> [Directions]:
Go through the records and extract every line with the word "color".

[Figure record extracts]
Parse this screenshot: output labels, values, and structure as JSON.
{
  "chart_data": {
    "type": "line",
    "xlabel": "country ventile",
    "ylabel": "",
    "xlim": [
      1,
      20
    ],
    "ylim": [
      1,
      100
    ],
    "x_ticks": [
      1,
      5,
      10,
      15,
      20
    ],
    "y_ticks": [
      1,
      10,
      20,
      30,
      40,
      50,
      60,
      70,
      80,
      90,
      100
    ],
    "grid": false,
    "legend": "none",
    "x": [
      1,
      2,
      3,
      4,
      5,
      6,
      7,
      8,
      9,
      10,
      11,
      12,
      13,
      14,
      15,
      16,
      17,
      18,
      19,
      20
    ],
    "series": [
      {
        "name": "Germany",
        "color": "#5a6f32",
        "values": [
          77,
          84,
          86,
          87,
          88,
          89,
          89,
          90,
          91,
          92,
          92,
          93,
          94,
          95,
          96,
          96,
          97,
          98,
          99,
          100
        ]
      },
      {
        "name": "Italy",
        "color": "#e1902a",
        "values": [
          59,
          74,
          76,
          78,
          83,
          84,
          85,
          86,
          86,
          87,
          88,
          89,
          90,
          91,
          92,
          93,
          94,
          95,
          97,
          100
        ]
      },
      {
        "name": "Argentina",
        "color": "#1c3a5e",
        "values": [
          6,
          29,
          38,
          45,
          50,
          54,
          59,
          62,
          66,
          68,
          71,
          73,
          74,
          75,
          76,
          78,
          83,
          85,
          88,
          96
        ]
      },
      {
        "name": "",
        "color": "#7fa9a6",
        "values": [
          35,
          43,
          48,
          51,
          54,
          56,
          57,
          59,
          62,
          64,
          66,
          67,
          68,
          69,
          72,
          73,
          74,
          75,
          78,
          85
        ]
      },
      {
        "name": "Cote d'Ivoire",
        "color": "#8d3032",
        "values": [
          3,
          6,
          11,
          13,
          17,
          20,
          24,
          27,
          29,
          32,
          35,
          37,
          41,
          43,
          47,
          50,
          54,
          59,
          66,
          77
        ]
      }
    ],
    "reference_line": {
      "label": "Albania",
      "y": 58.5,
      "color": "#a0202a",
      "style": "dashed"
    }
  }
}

> [Result of the exercise]:
        "color": "#5a6f32",
        "color": "#e1902a",
        "color": "#1c3a5e",
        "color": "#7fa9a6",
        "color": "#8d3032",
      "color": "#a0202a",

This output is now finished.